# THE PROBLEM:
Records follow. Pull out every line that contains "Historical".

# PROVIDED INFORMATION:
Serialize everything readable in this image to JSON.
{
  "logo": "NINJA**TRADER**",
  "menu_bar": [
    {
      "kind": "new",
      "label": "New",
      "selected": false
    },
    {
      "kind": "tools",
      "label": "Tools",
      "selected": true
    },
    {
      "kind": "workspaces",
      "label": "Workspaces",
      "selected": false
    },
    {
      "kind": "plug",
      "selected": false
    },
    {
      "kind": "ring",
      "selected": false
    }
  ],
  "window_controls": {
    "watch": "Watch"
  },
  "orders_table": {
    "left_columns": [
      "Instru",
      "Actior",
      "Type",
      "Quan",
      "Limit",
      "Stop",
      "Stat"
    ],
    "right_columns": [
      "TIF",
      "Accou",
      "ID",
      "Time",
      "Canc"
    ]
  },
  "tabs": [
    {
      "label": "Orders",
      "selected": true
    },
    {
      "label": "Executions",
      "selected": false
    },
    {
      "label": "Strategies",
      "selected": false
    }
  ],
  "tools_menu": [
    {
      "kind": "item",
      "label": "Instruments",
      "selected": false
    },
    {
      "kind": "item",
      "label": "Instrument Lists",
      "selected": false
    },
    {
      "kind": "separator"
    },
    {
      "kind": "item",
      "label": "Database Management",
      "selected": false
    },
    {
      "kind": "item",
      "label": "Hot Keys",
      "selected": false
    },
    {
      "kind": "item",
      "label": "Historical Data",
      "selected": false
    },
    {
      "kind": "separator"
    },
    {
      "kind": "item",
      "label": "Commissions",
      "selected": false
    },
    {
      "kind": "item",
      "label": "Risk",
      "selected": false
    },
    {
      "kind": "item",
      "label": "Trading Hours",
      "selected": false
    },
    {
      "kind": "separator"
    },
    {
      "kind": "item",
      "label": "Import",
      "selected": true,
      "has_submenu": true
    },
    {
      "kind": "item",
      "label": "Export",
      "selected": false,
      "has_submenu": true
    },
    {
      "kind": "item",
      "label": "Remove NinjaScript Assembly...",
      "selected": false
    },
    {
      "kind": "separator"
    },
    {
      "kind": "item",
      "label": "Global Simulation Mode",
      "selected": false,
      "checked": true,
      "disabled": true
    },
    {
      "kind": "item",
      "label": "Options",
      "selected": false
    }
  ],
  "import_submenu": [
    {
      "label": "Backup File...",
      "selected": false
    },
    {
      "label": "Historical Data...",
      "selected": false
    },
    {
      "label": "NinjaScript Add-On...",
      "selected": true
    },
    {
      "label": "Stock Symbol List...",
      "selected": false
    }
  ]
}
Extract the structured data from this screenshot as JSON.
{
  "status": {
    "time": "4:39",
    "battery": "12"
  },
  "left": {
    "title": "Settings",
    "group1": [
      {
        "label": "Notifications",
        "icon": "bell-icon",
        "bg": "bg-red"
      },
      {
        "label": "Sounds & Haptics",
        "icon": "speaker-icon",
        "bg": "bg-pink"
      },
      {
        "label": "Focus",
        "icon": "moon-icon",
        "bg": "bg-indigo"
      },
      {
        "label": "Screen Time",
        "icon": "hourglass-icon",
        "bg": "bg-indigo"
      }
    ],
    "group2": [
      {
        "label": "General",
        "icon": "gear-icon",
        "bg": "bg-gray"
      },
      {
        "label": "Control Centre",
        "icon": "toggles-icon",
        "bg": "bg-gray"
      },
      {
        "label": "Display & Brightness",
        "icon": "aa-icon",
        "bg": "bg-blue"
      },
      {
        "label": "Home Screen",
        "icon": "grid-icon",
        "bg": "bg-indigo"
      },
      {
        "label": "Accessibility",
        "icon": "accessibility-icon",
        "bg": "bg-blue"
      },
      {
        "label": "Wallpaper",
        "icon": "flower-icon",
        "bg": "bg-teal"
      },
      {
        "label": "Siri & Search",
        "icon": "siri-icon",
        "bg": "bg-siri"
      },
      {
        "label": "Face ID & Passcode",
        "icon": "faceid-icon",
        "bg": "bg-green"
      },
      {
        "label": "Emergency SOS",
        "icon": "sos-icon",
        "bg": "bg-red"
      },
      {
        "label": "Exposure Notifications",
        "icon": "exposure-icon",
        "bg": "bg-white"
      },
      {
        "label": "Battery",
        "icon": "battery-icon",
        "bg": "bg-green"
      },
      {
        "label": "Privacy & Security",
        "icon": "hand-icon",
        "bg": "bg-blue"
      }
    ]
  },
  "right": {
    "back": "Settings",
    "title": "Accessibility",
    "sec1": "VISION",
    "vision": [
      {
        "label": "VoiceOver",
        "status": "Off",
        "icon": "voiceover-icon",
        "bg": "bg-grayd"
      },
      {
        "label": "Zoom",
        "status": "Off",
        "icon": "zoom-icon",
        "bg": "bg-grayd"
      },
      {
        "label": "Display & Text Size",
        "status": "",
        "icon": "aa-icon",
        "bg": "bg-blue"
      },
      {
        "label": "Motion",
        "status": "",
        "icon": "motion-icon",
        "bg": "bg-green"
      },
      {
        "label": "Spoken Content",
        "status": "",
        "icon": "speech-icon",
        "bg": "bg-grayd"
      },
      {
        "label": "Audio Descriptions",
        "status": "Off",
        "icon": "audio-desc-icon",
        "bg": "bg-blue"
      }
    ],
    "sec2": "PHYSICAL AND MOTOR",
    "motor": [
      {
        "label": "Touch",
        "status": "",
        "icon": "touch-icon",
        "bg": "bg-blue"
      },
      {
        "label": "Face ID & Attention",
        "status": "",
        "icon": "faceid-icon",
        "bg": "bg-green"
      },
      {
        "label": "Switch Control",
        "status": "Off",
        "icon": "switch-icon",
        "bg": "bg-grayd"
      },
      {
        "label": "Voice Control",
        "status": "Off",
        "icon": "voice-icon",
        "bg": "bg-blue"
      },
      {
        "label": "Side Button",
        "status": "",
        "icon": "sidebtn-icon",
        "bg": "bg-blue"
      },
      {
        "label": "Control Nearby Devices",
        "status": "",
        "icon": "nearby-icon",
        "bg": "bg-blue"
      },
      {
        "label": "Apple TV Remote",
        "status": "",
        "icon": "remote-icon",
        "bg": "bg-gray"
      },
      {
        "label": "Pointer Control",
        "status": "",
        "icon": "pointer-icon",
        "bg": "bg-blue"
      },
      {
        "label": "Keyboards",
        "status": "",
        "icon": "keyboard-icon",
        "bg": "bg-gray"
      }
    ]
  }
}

# EXERCISE SOLUTION:
      "label": "Historical Data",
      "label": "Historical Data...",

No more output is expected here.